Short problem:
Copy every line of the entries that includes the word "Daily".
==== Data
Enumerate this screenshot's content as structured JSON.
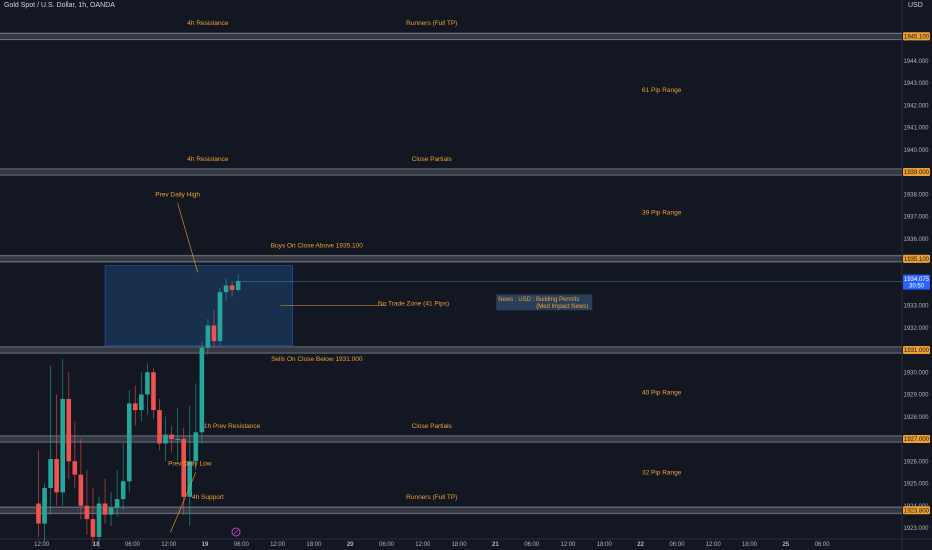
{
  "header": {
    "symbol": "Gold Spot / U.S. Dollar, 1h, OANDA",
    "currency": "USD"
  },
  "colors": {
    "background": "#131722",
    "bull": "#26a69a",
    "bear": "#ef5350",
    "level_band": "#3a3e49",
    "label_orange": "#f0a030",
    "zone_fill": "#1b3a5e",
    "zone_border": "#2962ff",
    "axis_text": "#b2b5be",
    "price_line": "#4a90d9"
  },
  "chart_data": {
    "type": "candlestick",
    "y_axis": {
      "ylim": [
        1922.5,
        1947.0
      ],
      "ticks": [
        1923,
        1924,
        1925,
        1926,
        1927,
        1928,
        1929,
        1930,
        1931,
        1932,
        1933,
        1934,
        1935,
        1936,
        1937,
        1938,
        1939,
        1940,
        1941,
        1942,
        1943,
        1944,
        1945
      ],
      "tick_labels": [
        "1923.000",
        "1924.000",
        "1925.000",
        "1926.000",
        "1927.000",
        "1928.000",
        "1929.000",
        "1930.000",
        "1931.000",
        "1932.000",
        "1933.000",
        "1934.000",
        "1935.000",
        "1936.000",
        "1937.000",
        "1938.000",
        "1939.000",
        "1940.000",
        "1941.000",
        "1942.000",
        "1943.000",
        "1944.000",
        "1945.000"
      ]
    },
    "x_axis": {
      "tick_labels": [
        "12:00",
        "18",
        "06:00",
        "12:00",
        "19",
        "06:00",
        "12:00",
        "18:00",
        "20",
        "06:00",
        "12:00",
        "18:00",
        "21",
        "06:00",
        "12:00",
        "18:00",
        "22",
        "06:00",
        "12:00",
        "18:00",
        "25",
        "06:00"
      ],
      "tick_bars": [
        3,
        12,
        18,
        24,
        30,
        36,
        42,
        48,
        54,
        60,
        66,
        72,
        78,
        84,
        90,
        96,
        102,
        108,
        114,
        120,
        126,
        132
      ]
    },
    "bar_spacing_hours": 1,
    "candles": [
      {
        "o": 1924.1,
        "h": 1926.5,
        "l": 1922.6,
        "c": 1923.2
      },
      {
        "o": 1923.2,
        "h": 1925.0,
        "l": 1922.4,
        "c": 1924.8
      },
      {
        "o": 1924.8,
        "h": 1930.3,
        "l": 1923.6,
        "c": 1926.1
      },
      {
        "o": 1926.1,
        "h": 1929.0,
        "l": 1924.0,
        "c": 1924.6
      },
      {
        "o": 1924.6,
        "h": 1930.6,
        "l": 1924.0,
        "c": 1928.8
      },
      {
        "o": 1928.8,
        "h": 1930.0,
        "l": 1925.2,
        "c": 1926.0
      },
      {
        "o": 1926.0,
        "h": 1927.8,
        "l": 1924.8,
        "c": 1925.4
      },
      {
        "o": 1925.4,
        "h": 1927.0,
        "l": 1923.4,
        "c": 1924.0
      },
      {
        "o": 1924.0,
        "h": 1925.6,
        "l": 1922.7,
        "c": 1923.4
      },
      {
        "o": 1923.4,
        "h": 1924.8,
        "l": 1922.2,
        "c": 1922.6
      },
      {
        "o": 1922.6,
        "h": 1924.4,
        "l": 1922.1,
        "c": 1924.1
      },
      {
        "o": 1924.1,
        "h": 1925.2,
        "l": 1923.2,
        "c": 1923.6
      },
      {
        "o": 1923.6,
        "h": 1924.6,
        "l": 1923.1,
        "c": 1923.9
      },
      {
        "o": 1923.9,
        "h": 1925.6,
        "l": 1923.5,
        "c": 1924.3
      },
      {
        "o": 1924.3,
        "h": 1926.8,
        "l": 1923.8,
        "c": 1925.1
      },
      {
        "o": 1925.1,
        "h": 1929.2,
        "l": 1924.6,
        "c": 1928.6
      },
      {
        "o": 1928.6,
        "h": 1929.4,
        "l": 1927.6,
        "c": 1928.3
      },
      {
        "o": 1928.3,
        "h": 1930.0,
        "l": 1927.8,
        "c": 1929.0
      },
      {
        "o": 1929.0,
        "h": 1930.4,
        "l": 1928.1,
        "c": 1930.0
      },
      {
        "o": 1930.0,
        "h": 1930.2,
        "l": 1927.9,
        "c": 1928.3
      },
      {
        "o": 1928.3,
        "h": 1928.8,
        "l": 1926.5,
        "c": 1926.8
      },
      {
        "o": 1926.8,
        "h": 1928.0,
        "l": 1926.0,
        "c": 1927.2
      },
      {
        "o": 1927.2,
        "h": 1927.6,
        "l": 1926.4,
        "c": 1927.0
      },
      {
        "o": 1927.0,
        "h": 1928.4,
        "l": 1926.0,
        "c": 1927.0
      },
      {
        "o": 1927.0,
        "h": 1927.5,
        "l": 1923.6,
        "c": 1924.4
      },
      {
        "o": 1924.4,
        "h": 1928.5,
        "l": 1923.1,
        "c": 1926.0
      },
      {
        "o": 1926.0,
        "h": 1929.5,
        "l": 1925.6,
        "c": 1927.3
      },
      {
        "o": 1927.3,
        "h": 1931.4,
        "l": 1926.8,
        "c": 1931.1
      },
      {
        "o": 1931.1,
        "h": 1932.4,
        "l": 1930.8,
        "c": 1932.1
      },
      {
        "o": 1932.1,
        "h": 1932.8,
        "l": 1931.1,
        "c": 1931.4
      },
      {
        "o": 1931.4,
        "h": 1933.8,
        "l": 1931.2,
        "c": 1933.6
      },
      {
        "o": 1933.6,
        "h": 1934.2,
        "l": 1933.2,
        "c": 1933.9
      },
      {
        "o": 1933.9,
        "h": 1934.1,
        "l": 1933.4,
        "c": 1933.7
      },
      {
        "o": 1933.7,
        "h": 1934.4,
        "l": 1933.6,
        "c": 1934.1
      }
    ],
    "levels": [
      {
        "price": 1945.1,
        "label": "1945.100",
        "bg": "#f0a030"
      },
      {
        "price": 1939.0,
        "label": "1939.000",
        "bg": "#f0a030"
      },
      {
        "price": 1935.1,
        "label": "1935.100",
        "bg": "#f0a030"
      },
      {
        "price": 1931.0,
        "label": "1931.000",
        "bg": "#f0a030"
      },
      {
        "price": 1927.0,
        "label": "1927.000",
        "bg": "#f0a030"
      },
      {
        "price": 1923.8,
        "label": "1923.800",
        "bg": "#f0a030"
      }
    ],
    "current_price": {
      "price": 1934.075,
      "label": "1934.075",
      "countdown": "30:50"
    },
    "zone": {
      "bar_start": 11,
      "bar_end": 42,
      "top": 1934.8,
      "bottom": 1931.2
    },
    "annotations": [
      {
        "text": "4h Resistance",
        "bar": 28,
        "price": 1945.6
      },
      {
        "text": "Runners (Full TP)",
        "bar": 65,
        "price": 1945.6
      },
      {
        "text": "61 Pip Range",
        "bar": 103,
        "price": 1942.6
      },
      {
        "text": "4h Resistance",
        "bar": 28,
        "price": 1939.5
      },
      {
        "text": "Close Partials",
        "bar": 65,
        "price": 1939.5
      },
      {
        "text": "Prev Daily High",
        "bar": 23,
        "price": 1937.9
      },
      {
        "text": "39 Pip Range",
        "bar": 103,
        "price": 1937.1
      },
      {
        "text": "Buys On Close Above 1935.100",
        "bar": 46,
        "price": 1935.6
      },
      {
        "text": "No Trade Zone (41 Pips)",
        "bar": 62,
        "price": 1933.0
      },
      {
        "text": "Sells On Close Below 1931.000",
        "bar": 46,
        "price": 1930.5
      },
      {
        "text": "40 Pip Range",
        "bar": 103,
        "price": 1929.0
      },
      {
        "text": "1h Prev Resistance",
        "bar": 32,
        "price": 1927.5
      },
      {
        "text": "Close Partials",
        "bar": 65,
        "price": 1927.5
      },
      {
        "text": "Prev Daily Low",
        "bar": 25,
        "price": 1925.8
      },
      {
        "text": "32 Pip Range",
        "bar": 103,
        "price": 1925.4
      },
      {
        "text": "4h Support",
        "bar": 28,
        "price": 1924.3
      },
      {
        "text": "Runners (Full TP)",
        "bar": 65,
        "price": 1924.3
      }
    ],
    "news_box": {
      "lines": [
        "News : USD : Building Permits",
        "(Med Impact News)"
      ],
      "bar": 76,
      "price": 1933.1
    },
    "arrows": [
      {
        "from_bar": 23,
        "from_price": 1937.6,
        "to_bar": 26.3,
        "to_price": 1934.5
      },
      {
        "from_bar": 26,
        "from_price": 1925.5,
        "to_bar": 21.8,
        "to_price": 1922.8
      },
      {
        "from_bar": 57.5,
        "from_price": 1933.0,
        "to_bar": 40,
        "to_price": 1933.0
      }
    ]
  }
}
========
Solution for this problem:
        "text": "Prev Daily High",
        "text": "Prev Daily Low",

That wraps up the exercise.